[Dataset entries]
::::::

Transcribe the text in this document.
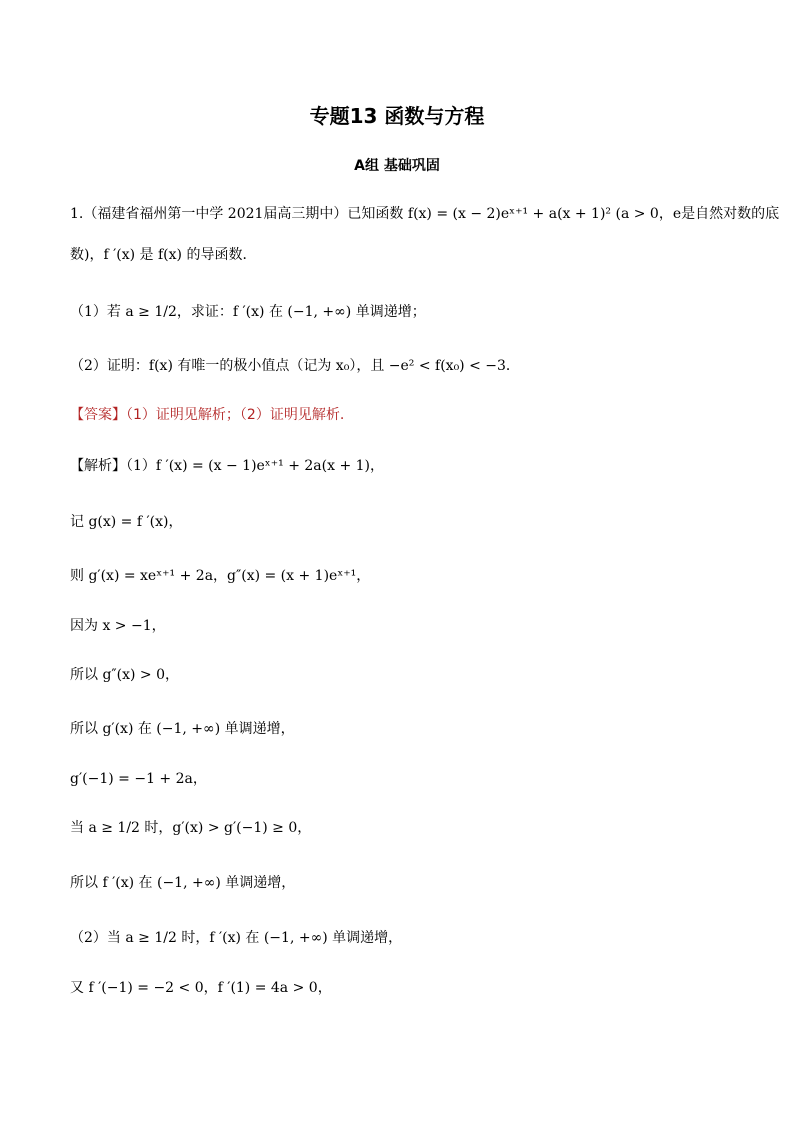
专题13 函数与方程
A组 基础巩固
1.（福建省福州第一中学 2021届高三期中）已知函数 f(x) = (x − 2)eˣ⁺¹ + a(x + 1)² (a > 0，e是自然对数的底
数)，f ′(x) 是 f(x) 的导函数．
（1）若 a ≥ 1/2，求证：f ′(x) 在 (−1, +∞) 单调递增；
（2）证明：f(x) 有唯一的极小值点（记为 x₀），且 −e² < f(x₀) < −3．
【答案】（1）证明见解析；（2）证明见解析.
【解析】（1）f ′(x) = (x − 1)eˣ⁺¹ + 2a(x + 1)，
记 g(x) = f ′(x)，
则 g′(x) = xeˣ⁺¹ + 2a，g″(x) = (x + 1)eˣ⁺¹，
因为 x > −1，
所以 g″(x) > 0，
所以 g′(x) 在 (−1, +∞) 单调递增，
g′(−1) = −1 + 2a，
当 a ≥ 1/2 时，g′(x) > g′(−1) ≥ 0，
所以 f ′(x) 在 (−1, +∞) 单调递增，
（2）当 a ≥ 1/2 时，f ′(x) 在 (−1, +∞) 单调递增，
又 f ′(−1) = −2 < 0，f ′(1) = 4a > 0，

::::::

REQUIRED WORK: Any pictures should be dropped; transcribe the rest of the records above exactly.

TASK RESPONSE:
Transcribe the text in this document.
专题13 函数与方程
A组 基础巩固
1.（福建省福州第一中学 2021届高三期中）已知函数 f(x) = (x − 2)eˣ⁺¹ + a(x + 1)² (a > 0，e是自然对数的底
数)，f ′(x) 是 f(x) 的导函数．
（1）若 a ≥ 1/2，求证：f ′(x) 在 (−1, +∞) 单调递增；
（2）证明：f(x) 有唯一的极小值点（记为 x₀），且 −e² < f(x₀) < −3．
【答案】（1）证明见解析；（2）证明见解析.
【解析】（1）f ′(x) = (x − 1)eˣ⁺¹ + 2a(x + 1)，
记 g(x) = f ′(x)，
则 g′(x) = xeˣ⁺¹ + 2a，g″(x) = (x + 1)eˣ⁺¹，
因为 x > −1，
所以 g″(x) > 0，
所以 g′(x) 在 (−1, +∞) 单调递增，
g′(−1) = −1 + 2a，
当 a ≥ 1/2 时，g′(x) > g′(−1) ≥ 0，
所以 f ′(x) 在 (−1, +∞) 单调递增，
（2）当 a ≥ 1/2 时，f ′(x) 在 (−1, +∞) 单调递增，
又 f ′(−1) = −2 < 0，f ′(1) = 4a > 0，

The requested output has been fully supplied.